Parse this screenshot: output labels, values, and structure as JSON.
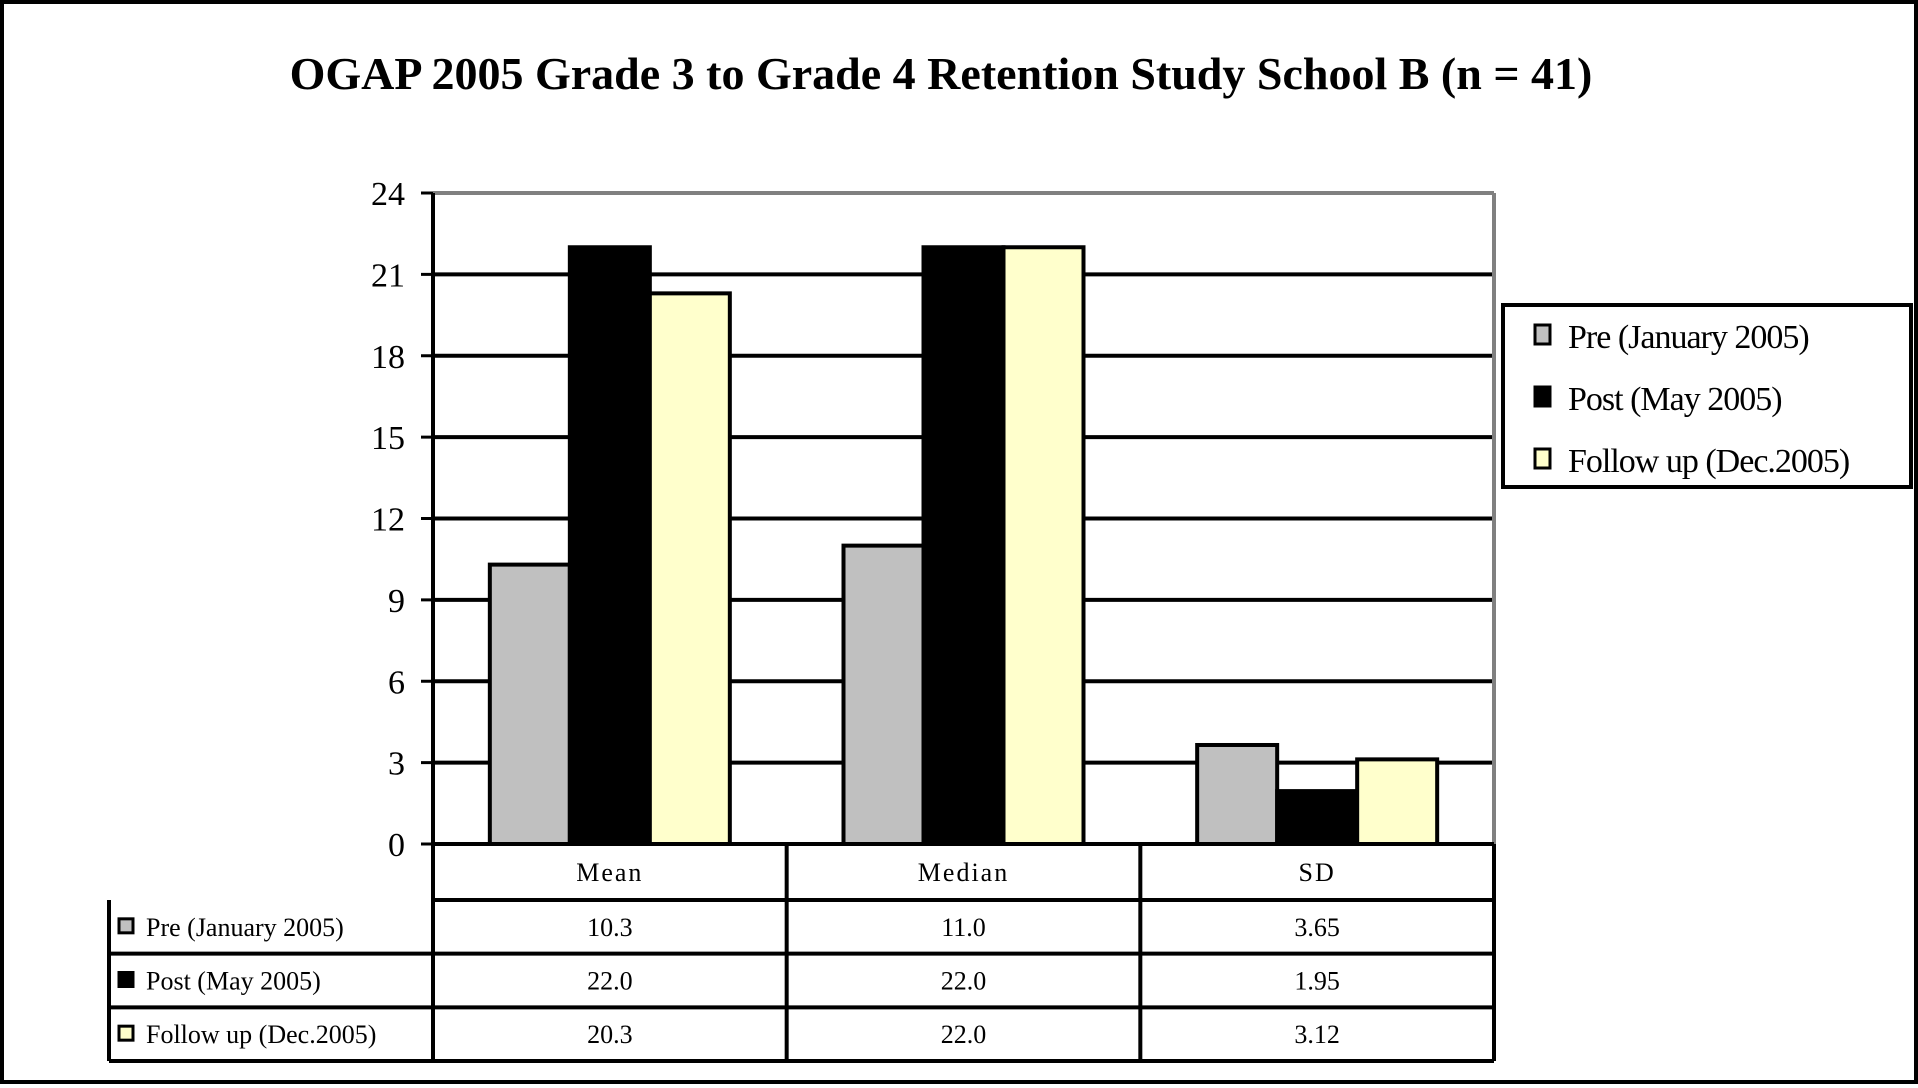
{
  "chart_data": {
    "type": "bar",
    "title": "OGAP 2005 Grade 3 to Grade 4 Retention Study School B  (n = 41)",
    "categories": [
      "Mean",
      "Median",
      "SD"
    ],
    "series": [
      {
        "name": "Pre (January 2005)",
        "values": [
          10.3,
          11.0,
          3.65
        ],
        "color": "#c0c0c0",
        "labels": [
          "10.3",
          "11.0",
          "3.65"
        ]
      },
      {
        "name": "Post (May 2005)",
        "values": [
          22.0,
          22.0,
          1.95
        ],
        "color": "#000000",
        "labels": [
          "22.0",
          "22.0",
          "1.95"
        ]
      },
      {
        "name": "Follow up (Dec.2005)",
        "values": [
          20.3,
          22.0,
          3.12
        ],
        "color": "#ffffcc",
        "labels": [
          "20.3",
          "22.0",
          "3.12"
        ]
      }
    ],
    "ylim": [
      0,
      24
    ],
    "yticks": [
      0,
      3,
      6,
      9,
      12,
      15,
      18,
      21,
      24
    ],
    "xlabel": "",
    "ylabel": "",
    "grid": true,
    "legend": "right",
    "data_table": true
  }
}
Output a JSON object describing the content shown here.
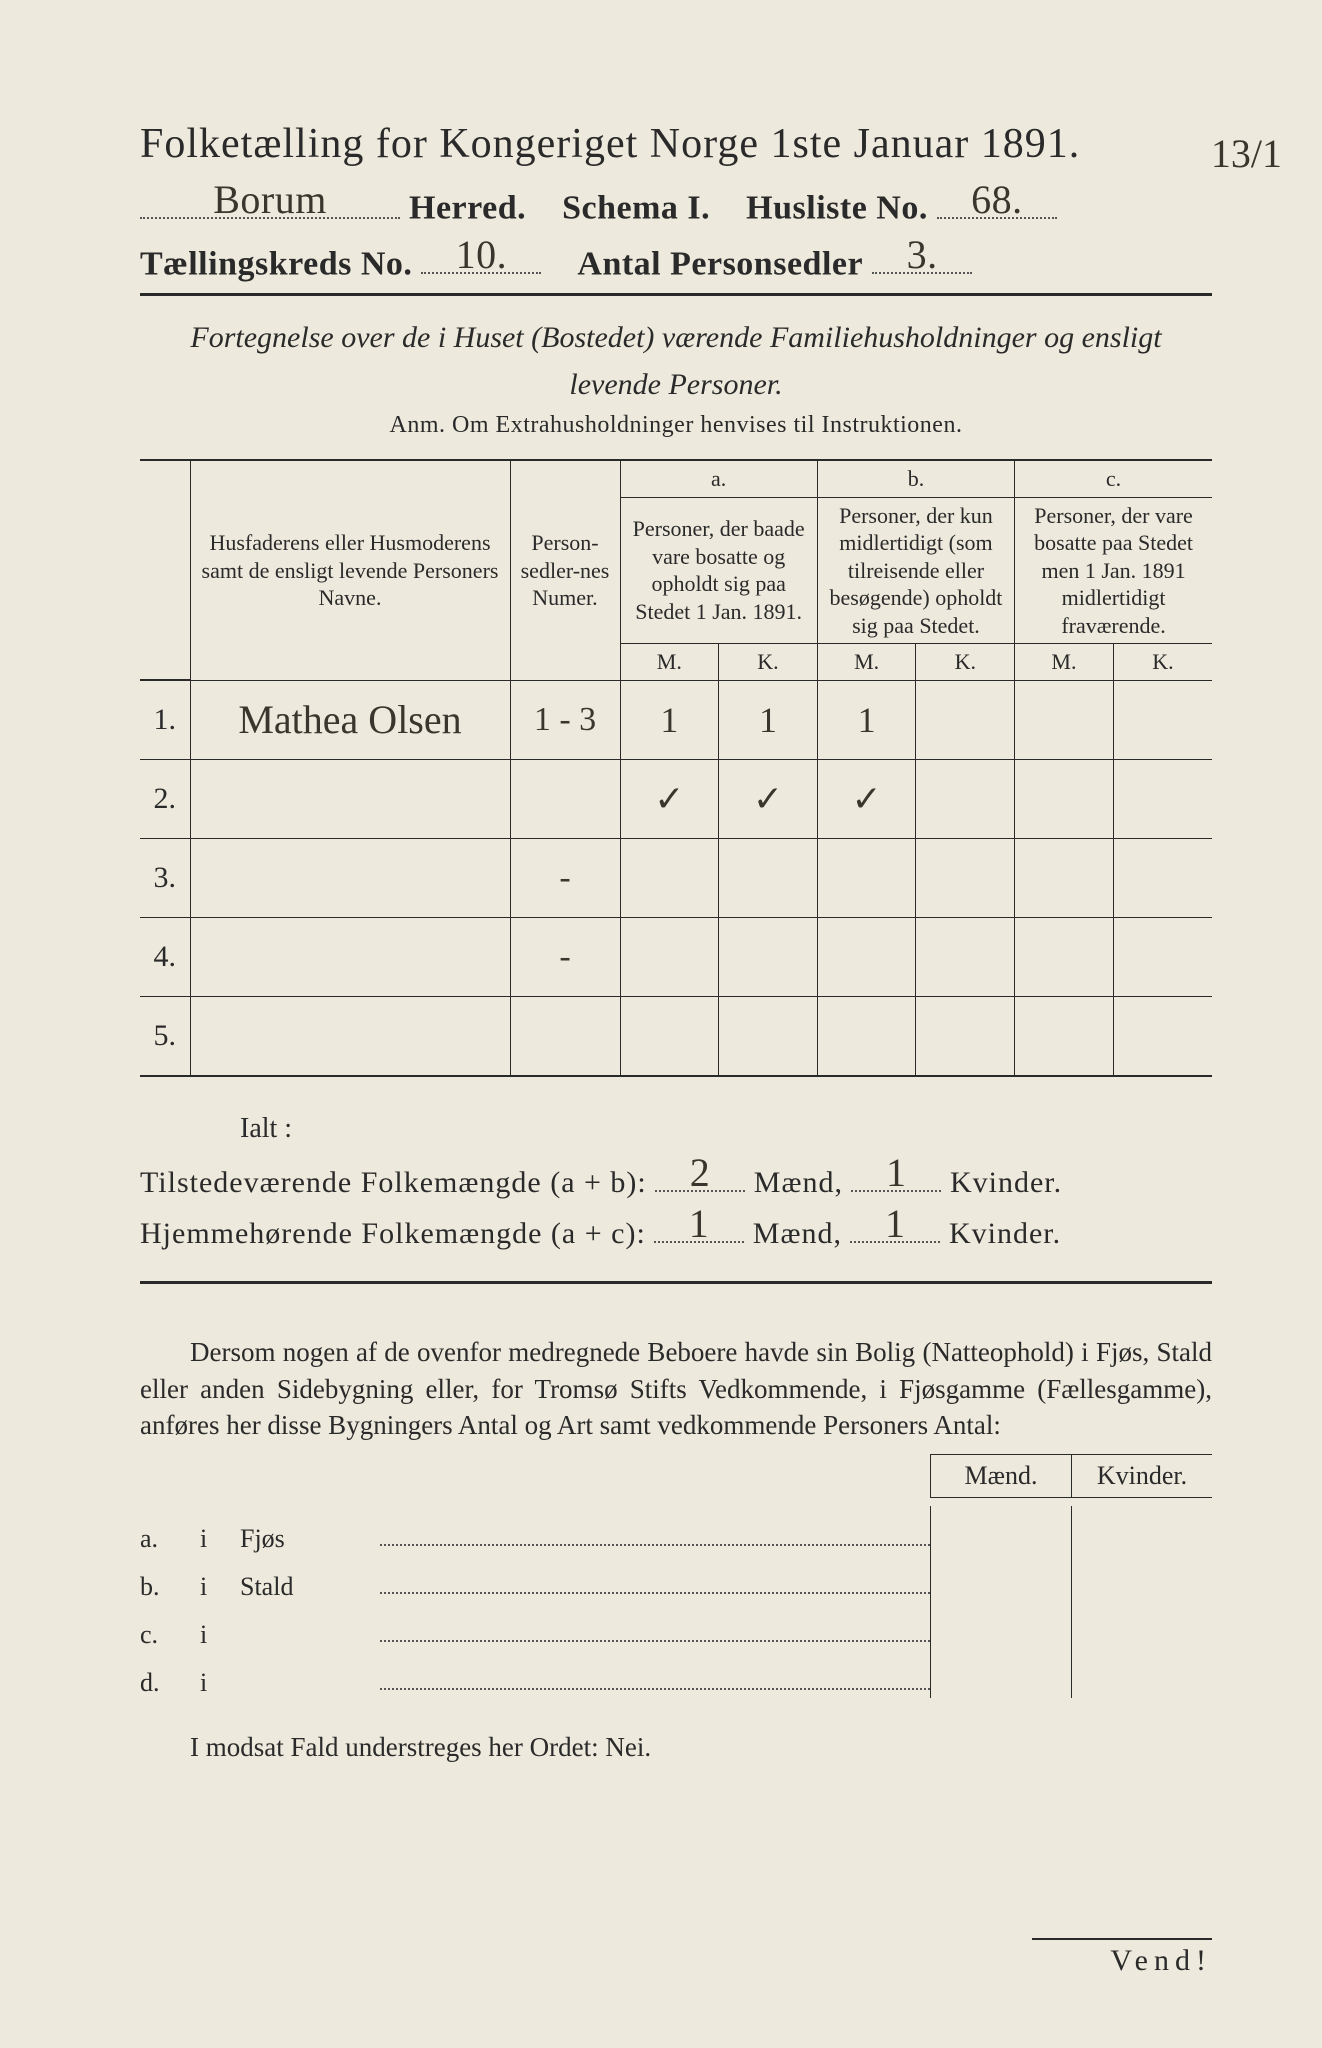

**What is being asked**
Lines in the records that hold the word "color" are to be counted; give only the total.

**Task answer**
3